→ What is needed: Write out each line in which the string "annotation" is present.

→ Task inputs:
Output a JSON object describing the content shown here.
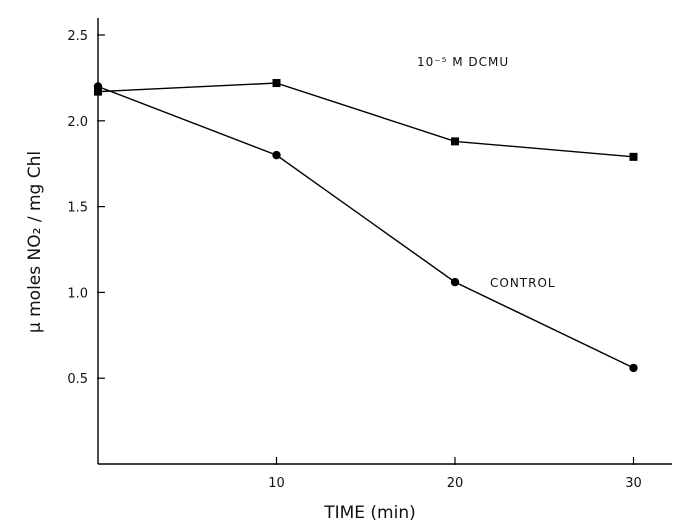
{
  "chart_data": {
    "type": "line",
    "title": "",
    "xlabel": "TIME (min)",
    "ylabel": "μ moles NO₂ / mg Chl",
    "xlim": [
      0,
      32
    ],
    "ylim": [
      0,
      2.5
    ],
    "xticks": [
      10,
      20,
      30
    ],
    "yticks": [
      0.5,
      1.0,
      1.5,
      2.0,
      2.5
    ],
    "ytick_labels": [
      "0.5",
      "1.0",
      "1.5",
      "2.0",
      "2.5"
    ],
    "grid": false,
    "series": [
      {
        "marker": "square",
        "x": [
          0,
          10,
          20,
          30
        ],
        "values": [
          2.17,
          2.22,
          1.88,
          1.79
        ],
        "annotation": "10⁻⁵ M  DCMU"
      },
      {
        "marker": "circle",
        "x": [
          0,
          10,
          20,
          30
        ],
        "values": [
          2.2,
          1.8,
          1.06,
          0.56
        ],
        "annotation": "CONTROL"
      }
    ]
  }
}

→ Solved exercise:
        "annotation": "10⁻⁵ M  DCMU"
        "annotation": "CONTROL"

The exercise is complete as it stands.